Collected data entries:

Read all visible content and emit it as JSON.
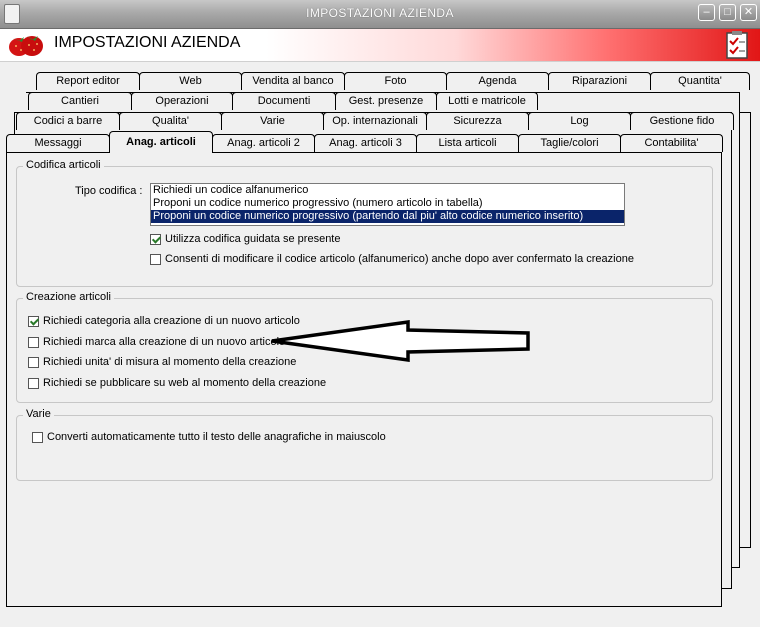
{
  "window": {
    "title": "IMPOSTAZIONI AZIENDA",
    "buttons": {
      "minimize": "–",
      "maximize": "□",
      "close": "✕"
    }
  },
  "header": {
    "title": "IMPOSTAZIONI AZIENDA"
  },
  "tabs": {
    "row1": [
      "Report editor",
      "Web",
      "Vendita al banco",
      "Foto",
      "Agenda",
      "Riparazioni",
      "Quantita'"
    ],
    "row2": [
      "Cantieri",
      "Operazioni",
      "Documenti",
      "Gest. presenze",
      "Lotti e matricole"
    ],
    "row3": [
      "Codici a barre",
      "Qualita'",
      "Varie",
      "Op. internazionali",
      "Sicurezza",
      "Log",
      "Gestione fido"
    ],
    "row4": [
      "Messaggi",
      "Anag. articoli",
      "Anag. articoli 2",
      "Anag. articoli 3",
      "Lista articoli",
      "Taglie/colori",
      "Contabilita'"
    ],
    "active": "Anag. articoli"
  },
  "codifica": {
    "label": "Codifica articoli",
    "tipo_label": "Tipo codifica :",
    "options": [
      "Richiedi un codice alfanumerico",
      "Proponi un codice numerico progressivo (numero articolo in tabella)",
      "Proponi un codice numerico progressivo (partendo dal piu' alto codice numerico inserito)"
    ],
    "selected_index": 2,
    "checks": [
      {
        "label": "Utilizza codifica guidata se presente",
        "checked": true
      },
      {
        "label": "Consenti di modificare il codice articolo (alfanumerico) anche dopo aver confermato la creazione",
        "checked": false
      }
    ]
  },
  "creazione": {
    "label": "Creazione articoli",
    "checks": [
      {
        "label": "Richiedi categoria alla creazione di un nuovo articolo",
        "checked": true
      },
      {
        "label": "Richiedi marca alla creazione di un nuovo articolo",
        "checked": false
      },
      {
        "label": "Richiedi unita' di misura al momento della creazione",
        "checked": false
      },
      {
        "label": "Richiedi se pubblicare su web al momento della creazione",
        "checked": false
      }
    ]
  },
  "varie": {
    "label": "Varie",
    "checks": [
      {
        "label": "Converti automaticamente tutto il testo delle anagrafiche in maiuscolo",
        "checked": false
      }
    ]
  },
  "icons": {
    "logo": "strawberries-icon",
    "checklist": "checklist-icon",
    "arrow": "arrow-left-annotation"
  }
}
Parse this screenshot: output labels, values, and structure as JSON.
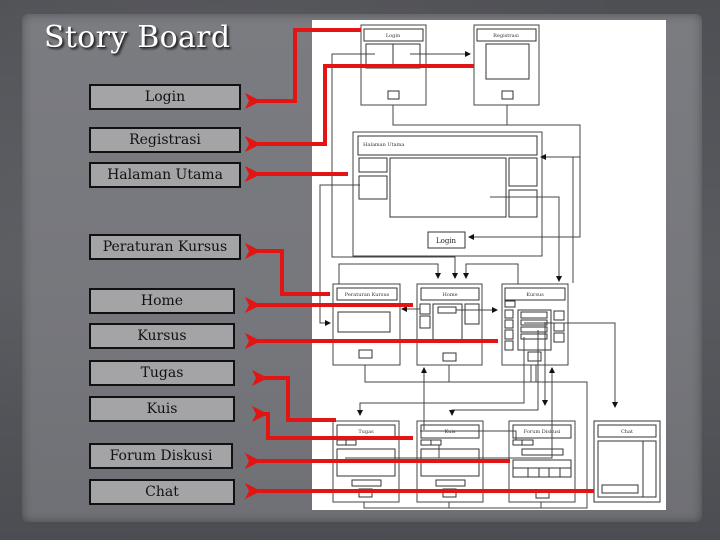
{
  "title": "Story Board",
  "labels": [
    {
      "id": "login",
      "text": "Login"
    },
    {
      "id": "registrasi",
      "text": "Registrasi"
    },
    {
      "id": "halaman-utama",
      "text": "Halaman Utama"
    },
    {
      "id": "peraturan-kursus",
      "text": "Peraturan Kursus"
    },
    {
      "id": "home",
      "text": "Home"
    },
    {
      "id": "kursus",
      "text": "Kursus"
    },
    {
      "id": "tugas",
      "text": "Tugas"
    },
    {
      "id": "kuis",
      "text": "Kuis"
    },
    {
      "id": "forum-diskusi",
      "text": "Forum Diskusi"
    },
    {
      "id": "chat",
      "text": "Chat"
    }
  ],
  "wireframes": {
    "login": {
      "header": "Login"
    },
    "registrasi": {
      "header": "Registrasi"
    },
    "halaman_utama": {
      "header": "Halaman Utama",
      "login_button": "Login"
    },
    "peraturan_kursus": {
      "header": "Peraturan Kursus"
    },
    "home": {
      "header": "Home"
    },
    "kursus": {
      "header": "Kursus"
    },
    "tugas": {
      "header": "Tugas"
    },
    "kuis": {
      "header": "Kuis"
    },
    "forum_diskusi": {
      "header": "Forum Diskusi"
    },
    "chat": {
      "header": "Chat"
    }
  },
  "colors": {
    "arrow": "#e31414",
    "label_bg": "#a4a4a6",
    "diagram_bg": "#ffffff"
  }
}
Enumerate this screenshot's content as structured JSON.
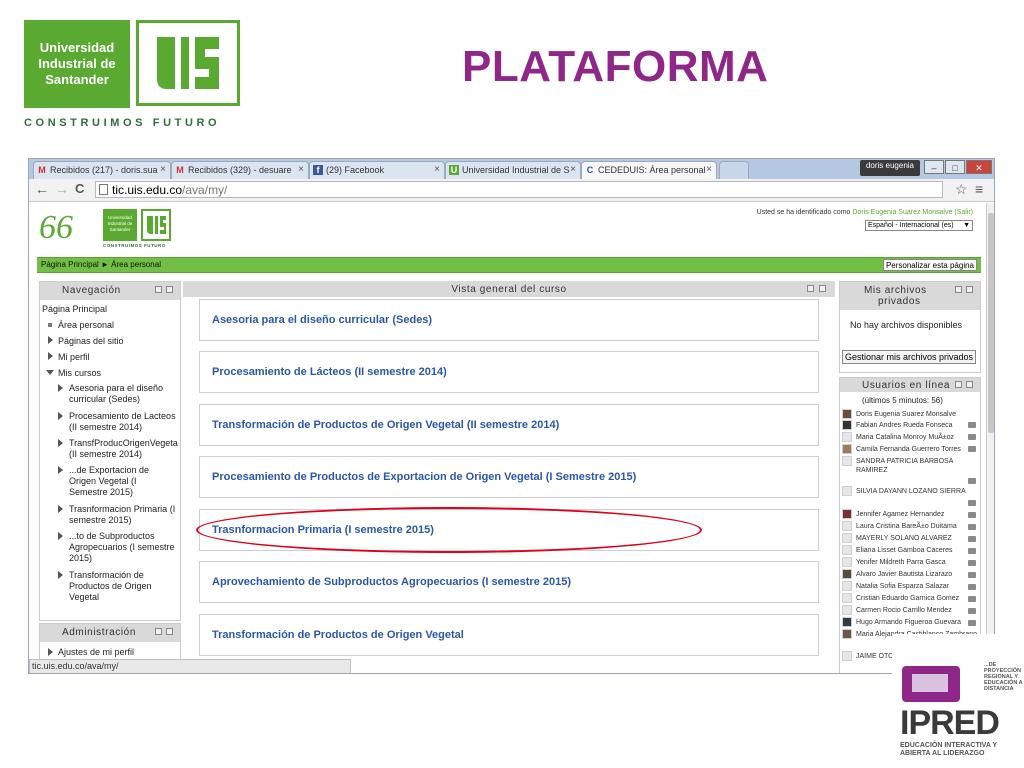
{
  "slide": {
    "title": "PLATAFORMA",
    "uis_logo": {
      "line1": "Universidad",
      "line2": "Industrial de",
      "line3": "Santander",
      "tagline": "CONSTRUIMOS FUTURO"
    },
    "ipred_logo": {
      "word": "IPRED",
      "small": "...DE PROYECCIÓN REGIONAL Y EDUCACIÓN A DISTANCIA",
      "tag": "EDUCACIÓN INTERACTIVA Y ABIERTA AL LIDERAZGO"
    }
  },
  "browser": {
    "tabs": [
      {
        "icon": "M",
        "label": "Recibidos (217) - doris.sua",
        "close": "×"
      },
      {
        "icon": "M",
        "label": "Recibidos (329) - desuare",
        "close": "×"
      },
      {
        "icon": "f",
        "label": "(29) Facebook",
        "close": "×"
      },
      {
        "icon": "U",
        "label": "Universidad Industrial de S",
        "close": "×"
      },
      {
        "icon": "C",
        "label": "CEDEDUIS: Área personal",
        "close": "×"
      }
    ],
    "user_chip": "doris eugenia",
    "window_buttons": {
      "minimize": "–",
      "maximize": "□",
      "close": "✕"
    },
    "nav": {
      "back": "←",
      "forward": "→",
      "reload": "C"
    },
    "url_host": "tic.uis.edu.co",
    "url_path": "/ava/my/",
    "star": "☆",
    "menu": "≡",
    "status_url": "tic.uis.edu.co/ava/my/"
  },
  "moodle": {
    "logo_66": "66",
    "logo": {
      "text": "Universidad Industrial de Santander",
      "tag": "CONSTRUIMOS FUTURO"
    },
    "login_prefix": "Usted se ha identificado como ",
    "login_name": "Doris Eugenia Suarez Monsalve",
    "login_logout": " (Salir)",
    "language": "Español - Internacional (es)",
    "language_arrow": "▼",
    "breadcrumb": "Página Principal ► Área personal",
    "customise": "Personalizar esta página",
    "navigation": {
      "title": "Navegación",
      "items": [
        {
          "label": "Página Principal"
        },
        {
          "label": "Área personal"
        },
        {
          "label": "Páginas del sitio"
        },
        {
          "label": "Mi perfil"
        },
        {
          "label": "Mis cursos"
        },
        {
          "label": "Asesoria para el diseño curricular (Sedes)"
        },
        {
          "label": "Procesamiento de Lacteos (II semestre 2014)"
        },
        {
          "label": "TransfProducOrigenVegeta (II semestre 2014)"
        },
        {
          "label": "...de Exportacion de Origen Vegetal (I Semestre 2015)"
        },
        {
          "label": "Trasnformacion Primaria (I semestre 2015)"
        },
        {
          "label": "...to de Subproductos Agropecuarios (I semestre 2015)"
        },
        {
          "label": "Transformación de Productos de Origen Vegetal"
        }
      ]
    },
    "administration": {
      "title": "Administración",
      "items": [
        {
          "label": "Ajustes de mi perfil"
        }
      ]
    },
    "course_overview": {
      "title": "Vista general del curso",
      "courses": [
        "Asesoria para el diseño curricular (Sedes)",
        "Procesamiento de Lácteos (II semestre 2014)",
        "Transformación de Productos de Origen Vegetal (II semestre 2014)",
        "Procesamiento de Productos de Exportacion de Origen Vegetal (I Semestre 2015)",
        "Trasnformacion Primaria (I semestre 2015)",
        "Aprovechamiento de Subproductos Agropecuarios (I semestre 2015)",
        "Transformación de Productos de Origen Vegetal"
      ]
    },
    "private_files": {
      "title_line1": "Mis archivos",
      "title_line2": "privados",
      "empty": "No hay archivos disponibles",
      "manage": "Gestionar mis archivos privados"
    },
    "online_users": {
      "title": "Usuarios en línea",
      "subtitle": "(últimos 5 minutos: 56)",
      "users": [
        "Doris Eugenia Suarez Monsalve",
        "Fabian Andres Rueda Fonseca",
        "Maria Catalina Monroy MuÃ±oz",
        "Camila Fernanda Guerrero Torres",
        "SANDRA PATRICIA BARBOSA RAMIREZ",
        "SILVIA DAYANN LOZANO SIERRA",
        "Jennifer Agamez Hernandez",
        "Laura Cristina BareÃ±o Duitama",
        "MAYERLY SOLANO ALVAREZ",
        "Eliana Lisset Gamboa Caceres",
        "Yenifer Mildreth Parra Gasca",
        "Alvaro Javier Bautista Lizarazo",
        "Natalia Sofia Esparza Salazar",
        "Cristian Eduardo Garnica Gomez",
        "Carmen Rocio Carrillo Mendez",
        "Hugo Armando Figueroa Guevara",
        "Maria Alejandra Castiblanco Zambrano",
        "JAIME OTONIEL AYALA PIMENTEL"
      ]
    }
  }
}
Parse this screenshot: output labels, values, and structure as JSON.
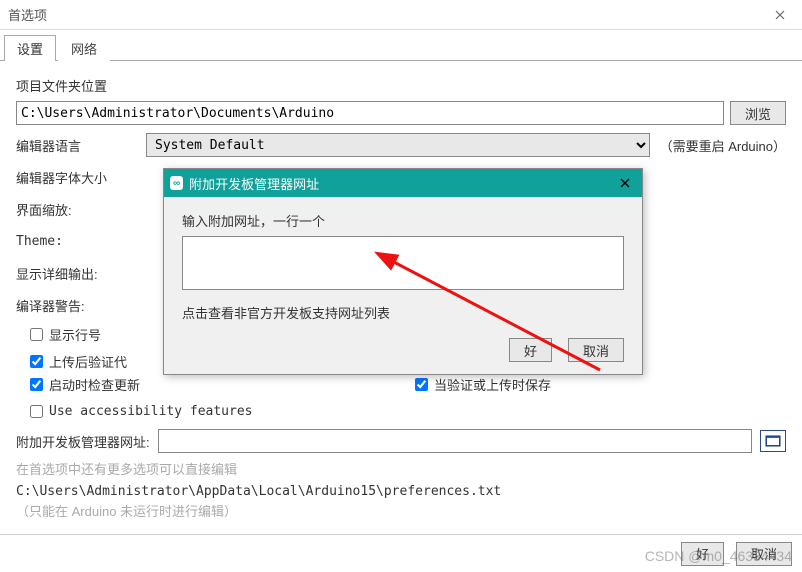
{
  "window_title": "首选项",
  "tabs": {
    "settings": "设置",
    "network": "网络"
  },
  "labels": {
    "folder_location": "项目文件夹位置",
    "editor_language": "编辑器语言",
    "editor_font_size": "编辑器字体大小",
    "interface_scale": "界面缩放:",
    "theme": "Theme:",
    "show_verbose": "显示详细输出:",
    "compiler_warnings": "编译器警告:",
    "additional_urls": "附加开发板管理器网址:"
  },
  "folder_path": "C:\\Users\\Administrator\\Documents\\Arduino",
  "browse_btn": "浏览",
  "language_value": "System Default",
  "restart_note": "（需要重启 Arduino）",
  "checkboxes": {
    "line_numbers": "显示行号",
    "verify_after_upload": "上传后验证代",
    "check_updates": "启动时检查更新",
    "save_on_verify": "当验证或上传时保存",
    "accessibility": "Use accessibility features"
  },
  "url_value": "",
  "prefs_more": "在首选项中还有更多选项可以直接编辑",
  "prefs_path": "C:\\Users\\Administrator\\AppData\\Local\\Arduino15\\preferences.txt",
  "prefs_note": "（只能在 Arduino 未运行时进行编辑）",
  "ok_btn": "好",
  "cancel_btn": "取消",
  "modal": {
    "title": "附加开发板管理器网址",
    "prompt": "输入附加网址，一行一个",
    "value": "",
    "link": "点击查看非官方开发板支持网址列表",
    "ok": "好",
    "cancel": "取消"
  },
  "watermark": "CSDN @m0_46334434"
}
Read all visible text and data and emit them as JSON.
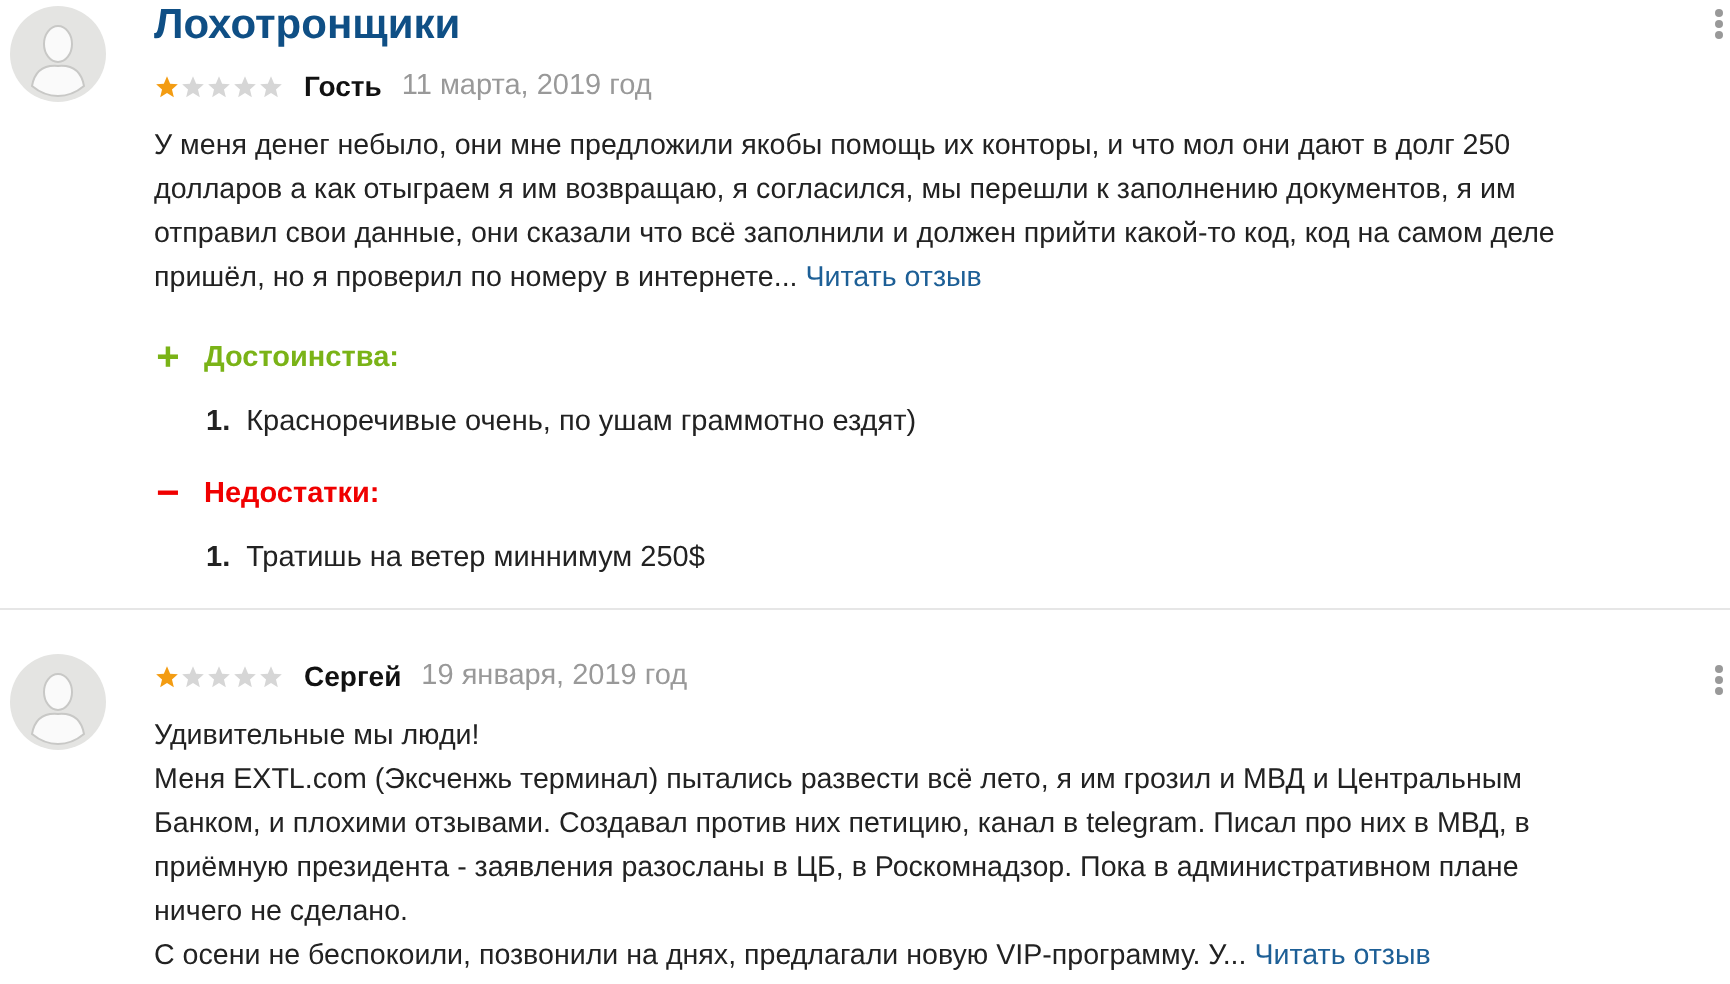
{
  "reviews": [
    {
      "title": "Лохотронщики",
      "stars": 1,
      "author": "Гость",
      "date": "11 марта, 2019 год",
      "body_lines": [
        "У меня денег небыло, они мне предложили якобы помощь их конторы, и что мол они дают в долг 250",
        "долларов а как отыграем я им возвращаю, я согласился, мы перешли к заполнению документов, я им",
        "отправил свои данные, они сказали что всё заполнили и должен прийти какой-то код, код на самом деле",
        "пришёл, но я проверил по номеру в интернете..."
      ],
      "read_more": "Читать отзыв",
      "sections": [
        {
          "kind": "pros",
          "sign": "+",
          "heading": "Достоинства:",
          "items": [
            {
              "number": "1.",
              "text": "Красноречивые очень, по ушам граммотно ездят)"
            }
          ]
        },
        {
          "kind": "cons",
          "sign": "−",
          "heading": "Недостатки:",
          "items": [
            {
              "number": "1.",
              "text": "Тратишь на ветер миннимум 250$"
            }
          ]
        }
      ]
    },
    {
      "stars": 1,
      "author": "Сергей",
      "date": "19 января, 2019 год",
      "body_lines": [
        "Удивительные мы люди!",
        "Меня EXTL.com (Эксченжь терминал) пытались развести всё лето, я им грозил и МВД и Центральным",
        "Банком, и плохими отзывами. Создавал против них петицию, канал в telegram. Писал про них в МВД, в",
        "приёмную президента - заявления разосланы в ЦБ, в Роскомнадзор. Пока в административном плане",
        "ничего не сделано.",
        "С осени не беспокоили, позвонили на днях, предлагали новую VIP-программу. У..."
      ],
      "read_more": "Читать отзыв"
    }
  ]
}
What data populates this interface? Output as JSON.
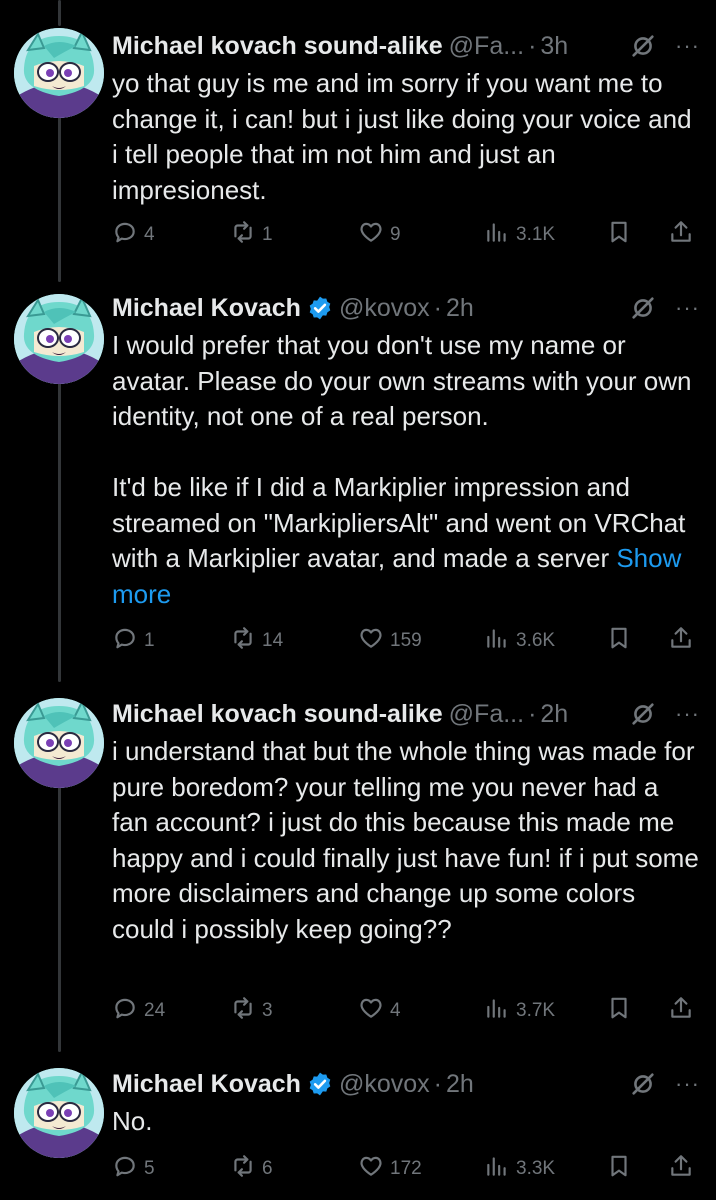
{
  "tweets": [
    {
      "name": "Michael kovach sound-alike",
      "verified": false,
      "handle": "@Fa...",
      "time": "3h",
      "text": "yo that guy is me and im sorry if you want me to change it, i can! but i just like doing your voice and i tell people that im not him and just an impresionest.",
      "show_more": "",
      "replies": "4",
      "reposts": "1",
      "likes": "9",
      "views": "3.1K"
    },
    {
      "name": "Michael Kovach",
      "verified": true,
      "handle": "@kovox",
      "time": "2h",
      "text": "I would prefer that you don't use my name or avatar. Please do your own streams with your own identity, not one of a real person.\n\nIt'd be like if I did a Markiplier impression and streamed on \"MarkipliersAlt\" and went on VRChat with a Markiplier avatar, and made a server ",
      "show_more": "Show more",
      "replies": "1",
      "reposts": "14",
      "likes": "159",
      "views": "3.6K"
    },
    {
      "name": "Michael kovach sound-alike",
      "verified": false,
      "handle": "@Fa...",
      "time": "2h",
      "text": "i understand that but the whole thing was made for pure boredom? your telling me you never had a fan account? i just do this because this made me happy and i could finally just have fun! if i put some more disclaimers and change up some colors could i possibly keep going??",
      "show_more": "",
      "replies": "24",
      "reposts": "3",
      "likes": "4",
      "views": "3.7K"
    },
    {
      "name": "Michael Kovach",
      "verified": true,
      "handle": "@kovox",
      "time": "2h",
      "text": "No.",
      "show_more": "",
      "replies": "5",
      "reposts": "6",
      "likes": "172",
      "views": "3.3K"
    }
  ],
  "separator": "·",
  "more_glyph": "···",
  "colors": {
    "background": "#000000",
    "text": "#e7e9ea",
    "muted": "#71767b",
    "link": "#1d9bf0",
    "verified": "#1d9bf0",
    "thread_line": "#333639"
  },
  "icons": [
    "reply-icon",
    "repost-icon",
    "like-icon",
    "views-icon",
    "bookmark-icon",
    "share-icon",
    "grok-icon",
    "more-icon",
    "verified-badge-icon"
  ]
}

• [Task requirements] Extract lines where the string "Sedes" occurs.

• [Worked solution]
          "label": "Asesoria para el diseño curricular (Sedes)"
        "Asesoria para el diseño curricular (Sedes)",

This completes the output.